**Task to complete**: Below are some entries. Copy each line that holds the string "Transactions".

**Dataset entries**:
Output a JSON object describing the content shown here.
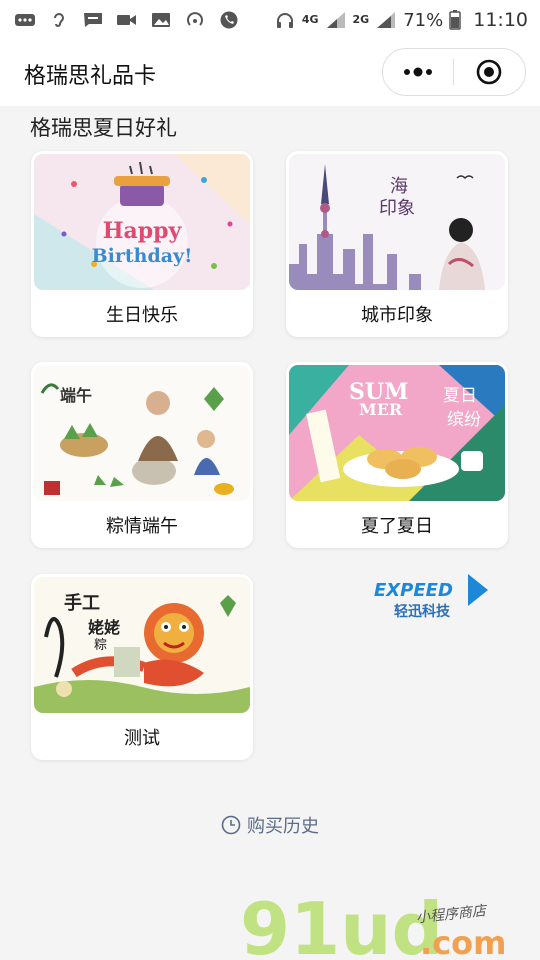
{
  "status_bar": {
    "network_1": "4G",
    "network_2": "2G",
    "battery": "71%",
    "time": "11:10"
  },
  "header": {
    "title": "格瑞思礼品卡"
  },
  "section": {
    "title": "格瑞思夏日好礼"
  },
  "cards": [
    {
      "label": "生日快乐",
      "image_text_1": "Happy",
      "image_text_2": "Birthday!"
    },
    {
      "label": "城市印象",
      "image_text_1": "海",
      "image_text_2": "印象"
    },
    {
      "label": "粽情端午",
      "image_text_1": "端午"
    },
    {
      "label": "夏了夏日",
      "image_text_1": "SUM",
      "image_text_2": "MER",
      "image_text_3": "夏日",
      "image_text_4": "缤纷"
    },
    {
      "label": "测试",
      "image_text_1": "手工",
      "image_text_2": "姥姥",
      "image_text_3": "粽"
    }
  ],
  "brand_logo": {
    "text_top": "EXPEED",
    "text_bottom": "轻迅科技"
  },
  "footer": {
    "history_label": "购买历史"
  },
  "watermark": {
    "main": "91ud",
    "suffix": ".com",
    "tagline": "小程序商店"
  },
  "colors": {
    "accent_text": "#5b6c86",
    "card_bg": "#ffffff",
    "page_bg": "#f4f4f4"
  }
}
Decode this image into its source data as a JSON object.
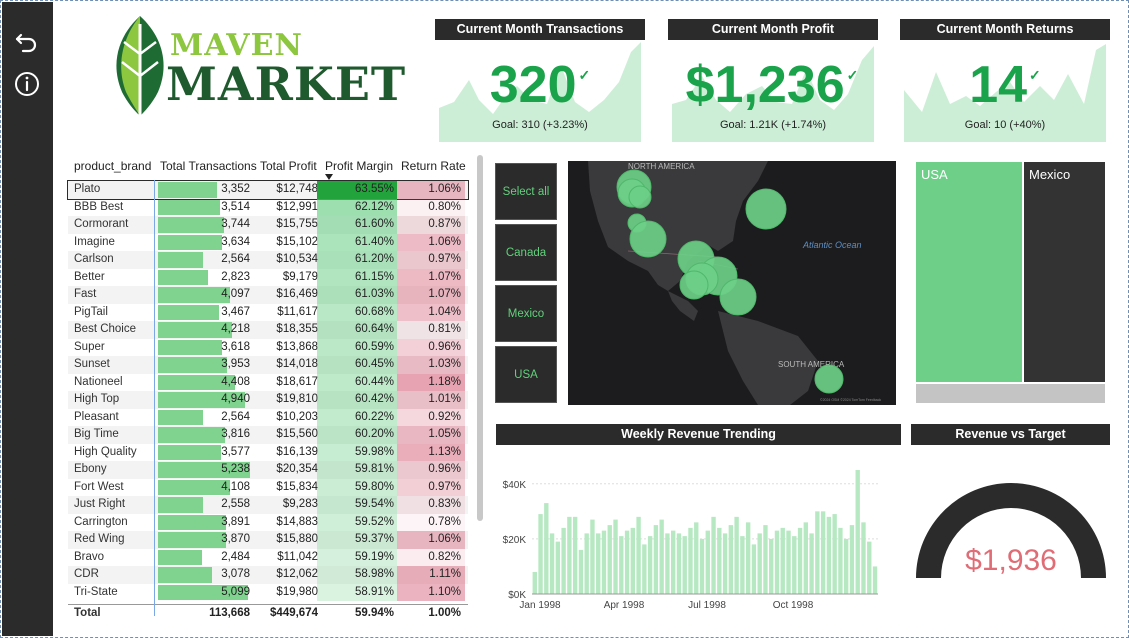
{
  "sidebar": {
    "back_icon": "back-arrow-icon",
    "info_icon": "info-icon"
  },
  "logo": {
    "line1": "MAVEN",
    "line2": "MARKET"
  },
  "kpis": [
    {
      "title": "Current Month Transactions",
      "value": "320",
      "goal": "Goal: 310 (+3.23%)"
    },
    {
      "title": "Current Month Profit",
      "value": "$1,236",
      "goal": "Goal: 1.21K (+1.74%)"
    },
    {
      "title": "Current Month Returns",
      "value": "14",
      "goal": "Goal: 10 (+40%)"
    }
  ],
  "table": {
    "headers": [
      "product_brand",
      "Total Transactions",
      "Total Profit",
      "Profit Margin",
      "Return Rate"
    ],
    "rows": [
      {
        "brand": "Plato",
        "trans": "3,352",
        "trans_n": 3352,
        "profit": "$12,748",
        "margin": "63.55%",
        "margin_n": 63.55,
        "ret": "1.06%",
        "ret_n": 1.06
      },
      {
        "brand": "BBB Best",
        "trans": "3,514",
        "trans_n": 3514,
        "profit": "$12,991",
        "margin": "62.12%",
        "margin_n": 62.12,
        "ret": "0.80%",
        "ret_n": 0.8
      },
      {
        "brand": "Cormorant",
        "trans": "3,744",
        "trans_n": 3744,
        "profit": "$15,755",
        "margin": "61.60%",
        "margin_n": 61.6,
        "ret": "0.87%",
        "ret_n": 0.87
      },
      {
        "brand": "Imagine",
        "trans": "3,634",
        "trans_n": 3634,
        "profit": "$15,102",
        "margin": "61.40%",
        "margin_n": 61.4,
        "ret": "1.06%",
        "ret_n": 1.06
      },
      {
        "brand": "Carlson",
        "trans": "2,564",
        "trans_n": 2564,
        "profit": "$10,534",
        "margin": "61.20%",
        "margin_n": 61.2,
        "ret": "0.97%",
        "ret_n": 0.97
      },
      {
        "brand": "Better",
        "trans": "2,823",
        "trans_n": 2823,
        "profit": "$9,179",
        "margin": "61.15%",
        "margin_n": 61.15,
        "ret": "1.07%",
        "ret_n": 1.07
      },
      {
        "brand": "Fast",
        "trans": "4,097",
        "trans_n": 4097,
        "profit": "$16,469",
        "margin": "61.03%",
        "margin_n": 61.03,
        "ret": "1.07%",
        "ret_n": 1.07
      },
      {
        "brand": "PigTail",
        "trans": "3,467",
        "trans_n": 3467,
        "profit": "$11,617",
        "margin": "60.68%",
        "margin_n": 60.68,
        "ret": "1.04%",
        "ret_n": 1.04
      },
      {
        "brand": "Best Choice",
        "trans": "4,218",
        "trans_n": 4218,
        "profit": "$18,355",
        "margin": "60.64%",
        "margin_n": 60.64,
        "ret": "0.81%",
        "ret_n": 0.81
      },
      {
        "brand": "Super",
        "trans": "3,618",
        "trans_n": 3618,
        "profit": "$13,868",
        "margin": "60.59%",
        "margin_n": 60.59,
        "ret": "0.96%",
        "ret_n": 0.96
      },
      {
        "brand": "Sunset",
        "trans": "3,953",
        "trans_n": 3953,
        "profit": "$14,018",
        "margin": "60.45%",
        "margin_n": 60.45,
        "ret": "1.03%",
        "ret_n": 1.03
      },
      {
        "brand": "Nationeel",
        "trans": "4,408",
        "trans_n": 4408,
        "profit": "$18,617",
        "margin": "60.44%",
        "margin_n": 60.44,
        "ret": "1.18%",
        "ret_n": 1.18
      },
      {
        "brand": "High Top",
        "trans": "4,940",
        "trans_n": 4940,
        "profit": "$19,810",
        "margin": "60.42%",
        "margin_n": 60.42,
        "ret": "1.01%",
        "ret_n": 1.01
      },
      {
        "brand": "Pleasant",
        "trans": "2,564",
        "trans_n": 2564,
        "profit": "$10,203",
        "margin": "60.22%",
        "margin_n": 60.22,
        "ret": "0.92%",
        "ret_n": 0.92
      },
      {
        "brand": "Big Time",
        "trans": "3,816",
        "trans_n": 3816,
        "profit": "$15,560",
        "margin": "60.20%",
        "margin_n": 60.2,
        "ret": "1.05%",
        "ret_n": 1.05
      },
      {
        "brand": "High Quality",
        "trans": "3,577",
        "trans_n": 3577,
        "profit": "$16,139",
        "margin": "59.98%",
        "margin_n": 59.98,
        "ret": "1.13%",
        "ret_n": 1.13
      },
      {
        "brand": "Ebony",
        "trans": "5,238",
        "trans_n": 5238,
        "profit": "$20,354",
        "margin": "59.81%",
        "margin_n": 59.81,
        "ret": "0.96%",
        "ret_n": 0.96
      },
      {
        "brand": "Fort West",
        "trans": "4,108",
        "trans_n": 4108,
        "profit": "$15,834",
        "margin": "59.80%",
        "margin_n": 59.8,
        "ret": "0.97%",
        "ret_n": 0.97
      },
      {
        "brand": "Just Right",
        "trans": "2,558",
        "trans_n": 2558,
        "profit": "$9,283",
        "margin": "59.54%",
        "margin_n": 59.54,
        "ret": "0.83%",
        "ret_n": 0.83
      },
      {
        "brand": "Carrington",
        "trans": "3,891",
        "trans_n": 3891,
        "profit": "$14,883",
        "margin": "59.52%",
        "margin_n": 59.52,
        "ret": "0.78%",
        "ret_n": 0.78
      },
      {
        "brand": "Red Wing",
        "trans": "3,870",
        "trans_n": 3870,
        "profit": "$15,880",
        "margin": "59.37%",
        "margin_n": 59.37,
        "ret": "1.06%",
        "ret_n": 1.06
      },
      {
        "brand": "Bravo",
        "trans": "2,484",
        "trans_n": 2484,
        "profit": "$11,042",
        "margin": "59.19%",
        "margin_n": 59.19,
        "ret": "0.82%",
        "ret_n": 0.82
      },
      {
        "brand": "CDR",
        "trans": "3,078",
        "trans_n": 3078,
        "profit": "$12,062",
        "margin": "58.98%",
        "margin_n": 58.98,
        "ret": "1.11%",
        "ret_n": 1.11
      },
      {
        "brand": "Tri-State",
        "trans": "5,099",
        "trans_n": 5099,
        "profit": "$19,980",
        "margin": "58.91%",
        "margin_n": 58.91,
        "ret": "1.10%",
        "ret_n": 1.1
      }
    ],
    "total": {
      "label": "Total",
      "trans": "113,668",
      "profit": "$449,674",
      "margin": "59.94%",
      "ret": "1.00%"
    }
  },
  "slicer": {
    "options": [
      "Select all",
      "Canada",
      "Mexico",
      "USA"
    ]
  },
  "map": {
    "label_north_america": "NORTH AMERICA",
    "label_atlantic": "Atlantic Ocean",
    "label_south_america": "SOUTH AMERICA",
    "attribution": "©2024 OSM ©2024 TomTom Feedback"
  },
  "treemap": {
    "items": [
      {
        "label": "USA",
        "color": "#6dcf88"
      },
      {
        "label": "Mexico",
        "color": "#333333"
      }
    ]
  },
  "weekly_chart": {
    "title": "Weekly Revenue Trending"
  },
  "gauge": {
    "title": "Revenue vs Target",
    "value_label": "$1,936",
    "fill_fraction": 1.0,
    "value_color": "#e06c75"
  },
  "colors": {
    "accent_green": "#1aa34a",
    "bar_green": "#7fd38e",
    "dark": "#2b2b2b"
  },
  "chart_data": {
    "type": "bar",
    "title": "Weekly Revenue Trending",
    "xlabel": "",
    "ylabel": "",
    "ylim": [
      0,
      45000
    ],
    "yticks": [
      "$0K",
      "$20K",
      "$40K"
    ],
    "xticks": [
      "Jan 1998",
      "Apr 1998",
      "Jul 1998",
      "Oct 1998"
    ],
    "values": [
      8000,
      29000,
      33000,
      22000,
      19000,
      24000,
      28000,
      28000,
      16000,
      22000,
      27000,
      22000,
      23000,
      25000,
      27000,
      21000,
      23000,
      24000,
      28000,
      18000,
      21000,
      25000,
      27000,
      22000,
      23000,
      22000,
      21000,
      24000,
      26000,
      20000,
      23000,
      28000,
      24000,
      22000,
      25000,
      28000,
      21000,
      26000,
      18000,
      22000,
      25000,
      20000,
      23000,
      24000,
      23000,
      21000,
      24000,
      26000,
      22000,
      30000,
      30000,
      28000,
      29000,
      24000,
      20000,
      25000,
      45000,
      26000,
      19000,
      10000
    ]
  }
}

**Exercise output**:
      "title": "Current Month Transactions",
      "Total Transactions",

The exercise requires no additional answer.